(Data items)
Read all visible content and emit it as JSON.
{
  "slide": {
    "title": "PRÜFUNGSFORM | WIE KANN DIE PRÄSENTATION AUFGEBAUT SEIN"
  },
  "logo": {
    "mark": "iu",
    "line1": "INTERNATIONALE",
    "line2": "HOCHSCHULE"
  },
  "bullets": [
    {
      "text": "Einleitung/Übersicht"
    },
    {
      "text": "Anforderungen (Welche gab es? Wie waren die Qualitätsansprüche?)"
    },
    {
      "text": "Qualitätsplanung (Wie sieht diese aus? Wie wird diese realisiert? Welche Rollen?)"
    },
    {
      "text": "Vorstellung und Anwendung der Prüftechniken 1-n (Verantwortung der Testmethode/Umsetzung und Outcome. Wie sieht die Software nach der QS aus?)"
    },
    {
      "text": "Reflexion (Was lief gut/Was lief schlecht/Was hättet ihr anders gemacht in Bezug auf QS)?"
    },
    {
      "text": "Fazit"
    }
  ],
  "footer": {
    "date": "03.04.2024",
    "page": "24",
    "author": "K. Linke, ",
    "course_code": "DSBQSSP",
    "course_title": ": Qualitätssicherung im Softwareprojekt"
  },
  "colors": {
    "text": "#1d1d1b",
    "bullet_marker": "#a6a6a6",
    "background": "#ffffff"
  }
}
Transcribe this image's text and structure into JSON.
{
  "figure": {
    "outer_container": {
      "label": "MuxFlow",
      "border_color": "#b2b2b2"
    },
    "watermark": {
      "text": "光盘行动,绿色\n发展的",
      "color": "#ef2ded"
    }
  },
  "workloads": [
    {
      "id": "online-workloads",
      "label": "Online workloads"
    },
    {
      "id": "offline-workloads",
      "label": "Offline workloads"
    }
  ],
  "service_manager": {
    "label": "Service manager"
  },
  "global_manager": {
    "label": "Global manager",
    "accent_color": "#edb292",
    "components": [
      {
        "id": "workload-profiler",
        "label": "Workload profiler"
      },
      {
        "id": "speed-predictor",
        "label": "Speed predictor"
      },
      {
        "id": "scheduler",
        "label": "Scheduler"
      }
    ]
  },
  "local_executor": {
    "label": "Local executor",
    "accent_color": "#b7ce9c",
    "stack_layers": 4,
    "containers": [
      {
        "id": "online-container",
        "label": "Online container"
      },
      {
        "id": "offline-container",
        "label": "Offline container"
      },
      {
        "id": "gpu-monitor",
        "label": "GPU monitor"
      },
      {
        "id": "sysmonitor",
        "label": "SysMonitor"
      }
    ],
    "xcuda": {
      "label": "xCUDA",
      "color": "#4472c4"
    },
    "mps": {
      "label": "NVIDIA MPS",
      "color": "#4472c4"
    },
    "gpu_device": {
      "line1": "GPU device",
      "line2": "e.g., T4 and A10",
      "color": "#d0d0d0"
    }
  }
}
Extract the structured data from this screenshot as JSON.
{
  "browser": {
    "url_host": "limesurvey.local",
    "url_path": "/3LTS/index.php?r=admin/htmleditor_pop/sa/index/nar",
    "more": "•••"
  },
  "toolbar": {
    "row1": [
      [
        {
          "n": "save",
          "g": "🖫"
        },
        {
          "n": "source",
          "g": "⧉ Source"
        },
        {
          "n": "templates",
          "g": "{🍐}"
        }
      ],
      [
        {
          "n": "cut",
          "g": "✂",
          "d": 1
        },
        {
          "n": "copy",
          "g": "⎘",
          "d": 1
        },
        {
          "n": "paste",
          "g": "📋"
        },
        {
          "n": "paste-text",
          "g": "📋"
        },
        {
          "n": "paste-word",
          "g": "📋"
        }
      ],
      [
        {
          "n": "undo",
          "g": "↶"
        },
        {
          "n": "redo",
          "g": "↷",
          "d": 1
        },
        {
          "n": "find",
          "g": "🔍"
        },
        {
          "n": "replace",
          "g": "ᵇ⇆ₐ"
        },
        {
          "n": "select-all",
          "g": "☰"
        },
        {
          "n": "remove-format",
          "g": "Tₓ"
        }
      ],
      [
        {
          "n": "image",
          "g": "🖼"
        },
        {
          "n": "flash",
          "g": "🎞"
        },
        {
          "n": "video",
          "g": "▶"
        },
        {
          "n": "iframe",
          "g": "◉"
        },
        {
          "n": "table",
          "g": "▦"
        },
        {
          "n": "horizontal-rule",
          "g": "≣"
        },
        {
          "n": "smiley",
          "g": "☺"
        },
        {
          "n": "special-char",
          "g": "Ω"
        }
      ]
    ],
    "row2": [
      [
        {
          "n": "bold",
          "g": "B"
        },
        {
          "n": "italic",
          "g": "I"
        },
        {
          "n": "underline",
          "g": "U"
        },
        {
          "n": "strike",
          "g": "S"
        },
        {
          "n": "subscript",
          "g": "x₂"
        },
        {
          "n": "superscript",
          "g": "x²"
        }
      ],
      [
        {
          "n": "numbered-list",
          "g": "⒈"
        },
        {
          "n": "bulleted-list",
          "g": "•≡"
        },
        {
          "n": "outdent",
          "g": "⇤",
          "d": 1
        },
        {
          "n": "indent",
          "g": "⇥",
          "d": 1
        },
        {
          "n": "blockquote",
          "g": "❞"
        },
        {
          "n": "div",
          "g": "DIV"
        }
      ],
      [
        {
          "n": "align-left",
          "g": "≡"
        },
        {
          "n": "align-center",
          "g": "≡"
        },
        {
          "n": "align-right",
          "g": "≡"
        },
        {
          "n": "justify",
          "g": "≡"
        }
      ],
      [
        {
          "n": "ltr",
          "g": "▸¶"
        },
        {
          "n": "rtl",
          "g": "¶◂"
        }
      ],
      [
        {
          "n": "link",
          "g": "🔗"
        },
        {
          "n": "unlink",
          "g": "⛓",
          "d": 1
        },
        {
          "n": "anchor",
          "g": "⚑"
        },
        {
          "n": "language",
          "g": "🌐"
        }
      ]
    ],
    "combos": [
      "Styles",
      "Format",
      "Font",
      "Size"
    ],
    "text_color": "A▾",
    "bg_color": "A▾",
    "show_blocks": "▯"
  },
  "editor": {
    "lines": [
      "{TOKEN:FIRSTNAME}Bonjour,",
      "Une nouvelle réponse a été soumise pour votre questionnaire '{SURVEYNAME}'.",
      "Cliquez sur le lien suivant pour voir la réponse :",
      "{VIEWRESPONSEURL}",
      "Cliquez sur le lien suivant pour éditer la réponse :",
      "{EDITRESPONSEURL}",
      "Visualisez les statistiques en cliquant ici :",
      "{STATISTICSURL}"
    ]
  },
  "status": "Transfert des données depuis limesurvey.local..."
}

_WHAT TO PRODUCE_
Exactly how many lines of the material contain the word "lien"? Write the number alone.

_SOLUTION FOR THIS EXERCISE_
2